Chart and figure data
────────────────

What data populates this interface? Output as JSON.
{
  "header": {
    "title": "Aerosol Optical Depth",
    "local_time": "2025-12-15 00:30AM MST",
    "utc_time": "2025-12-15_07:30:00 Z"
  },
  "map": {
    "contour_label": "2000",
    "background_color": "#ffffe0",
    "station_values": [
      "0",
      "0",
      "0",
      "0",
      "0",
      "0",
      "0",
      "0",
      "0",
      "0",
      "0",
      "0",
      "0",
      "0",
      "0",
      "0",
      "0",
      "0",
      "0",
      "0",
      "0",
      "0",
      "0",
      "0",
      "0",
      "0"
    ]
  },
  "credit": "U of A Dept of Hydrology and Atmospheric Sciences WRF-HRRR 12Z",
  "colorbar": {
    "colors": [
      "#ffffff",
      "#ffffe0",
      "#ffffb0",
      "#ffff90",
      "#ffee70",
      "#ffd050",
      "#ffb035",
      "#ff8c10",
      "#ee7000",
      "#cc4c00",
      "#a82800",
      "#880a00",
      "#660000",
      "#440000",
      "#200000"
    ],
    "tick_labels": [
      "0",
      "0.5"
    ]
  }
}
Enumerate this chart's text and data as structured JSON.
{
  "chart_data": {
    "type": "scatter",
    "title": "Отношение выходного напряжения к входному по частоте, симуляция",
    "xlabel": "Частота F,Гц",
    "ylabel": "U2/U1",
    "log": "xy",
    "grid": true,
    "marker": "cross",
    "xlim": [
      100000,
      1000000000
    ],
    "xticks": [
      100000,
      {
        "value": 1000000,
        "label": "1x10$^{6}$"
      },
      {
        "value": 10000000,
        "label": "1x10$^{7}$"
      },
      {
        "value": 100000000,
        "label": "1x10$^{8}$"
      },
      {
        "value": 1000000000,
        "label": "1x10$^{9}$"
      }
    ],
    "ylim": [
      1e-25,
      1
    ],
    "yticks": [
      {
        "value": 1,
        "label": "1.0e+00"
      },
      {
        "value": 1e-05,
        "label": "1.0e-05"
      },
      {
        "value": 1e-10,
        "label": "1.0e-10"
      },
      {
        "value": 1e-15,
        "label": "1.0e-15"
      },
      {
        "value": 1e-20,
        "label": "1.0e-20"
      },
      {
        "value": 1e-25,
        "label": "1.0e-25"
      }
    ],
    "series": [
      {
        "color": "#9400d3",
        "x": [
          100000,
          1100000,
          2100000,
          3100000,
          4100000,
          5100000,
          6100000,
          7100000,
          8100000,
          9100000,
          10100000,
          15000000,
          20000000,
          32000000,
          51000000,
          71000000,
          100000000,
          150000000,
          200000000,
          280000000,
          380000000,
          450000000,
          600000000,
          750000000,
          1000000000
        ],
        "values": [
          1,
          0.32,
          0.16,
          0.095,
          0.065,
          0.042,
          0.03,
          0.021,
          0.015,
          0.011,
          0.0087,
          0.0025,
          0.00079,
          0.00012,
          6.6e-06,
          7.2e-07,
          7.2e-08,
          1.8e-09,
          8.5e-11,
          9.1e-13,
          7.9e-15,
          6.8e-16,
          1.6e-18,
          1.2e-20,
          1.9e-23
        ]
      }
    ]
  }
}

────────────────

Exercise directions
Every entry should be printed again exactly as it stands.

Completed exercise
What data populates this interface? Output as JSON.
{
  "header": {
    "title": "Aerosol Optical Depth",
    "local_time": "2025-12-15 00:30AM MST",
    "utc_time": "2025-12-15_07:30:00 Z"
  },
  "map": {
    "contour_label": "2000",
    "background_color": "#ffffe0",
    "station_values": [
      "0",
      "0",
      "0",
      "0",
      "0",
      "0",
      "0",
      "0",
      "0",
      "0",
      "0",
      "0",
      "0",
      "0",
      "0",
      "0",
      "0",
      "0",
      "0",
      "0",
      "0",
      "0",
      "0",
      "0",
      "0",
      "0"
    ]
  },
  "credit": "U of A Dept of Hydrology and Atmospheric Sciences WRF-HRRR 12Z",
  "colorbar": {
    "colors": [
      "#ffffff",
      "#ffffe0",
      "#ffffb0",
      "#ffff90",
      "#ffee70",
      "#ffd050",
      "#ffb035",
      "#ff8c10",
      "#ee7000",
      "#cc4c00",
      "#a82800",
      "#880a00",
      "#660000",
      "#440000",
      "#200000"
    ],
    "tick_labels": [
      "0",
      "0.5"
    ]
  }
}
Enumerate this chart's text and data as structured JSON.
{
  "chart_data": {
    "type": "scatter",
    "title": "Отношение выходного напряжения к входному по частоте, симуляция",
    "xlabel": "Частота F,Гц",
    "ylabel": "U2/U1",
    "log": "xy",
    "grid": true,
    "marker": "cross",
    "xlim": [
      100000,
      1000000000
    ],
    "xticks": [
      100000,
      {
        "value": 1000000,
        "label": "1x10$^{6}$"
      },
      {
        "value": 10000000,
        "label": "1x10$^{7}$"
      },
      {
        "value": 100000000,
        "label": "1x10$^{8}$"
      },
      {
        "value": 1000000000,
        "label": "1x10$^{9}$"
      }
    ],
    "ylim": [
      1e-25,
      1
    ],
    "yticks": [
      {
        "value": 1,
        "label": "1.0e+00"
      },
      {
        "value": 1e-05,
        "label": "1.0e-05"
      },
      {
        "value": 1e-10,
        "label": "1.0e-10"
      },
      {
        "value": 1e-15,
        "label": "1.0e-15"
      },
      {
        "value": 1e-20,
        "label": "1.0e-20"
      },
      {
        "value": 1e-25,
        "label": "1.0e-25"
      }
    ],
    "series": [
      {
        "color": "#9400d3",
        "x": [
          100000,
          1100000,
          2100000,
          3100000,
          4100000,
          5100000,
          6100000,
          7100000,
          8100000,
          9100000,
          10100000,
          15000000,
          20000000,
          32000000,
          51000000,
          71000000,
          100000000,
          150000000,
          200000000,
          280000000,
          380000000,
          450000000,
          600000000,
          750000000,
          1000000000
        ],
        "values": [
          1,
          0.32,
          0.16,
          0.095,
          0.065,
          0.042,
          0.03,
          0.021,
          0.015,
          0.011,
          0.0087,
          0.0025,
          0.00079,
          0.00012,
          6.6e-06,
          7.2e-07,
          7.2e-08,
          1.8e-09,
          8.5e-11,
          9.1e-13,
          7.9e-15,
          6.8e-16,
          1.6e-18,
          1.2e-20,
          1.9e-23
        ]
      }
    ]
  }
}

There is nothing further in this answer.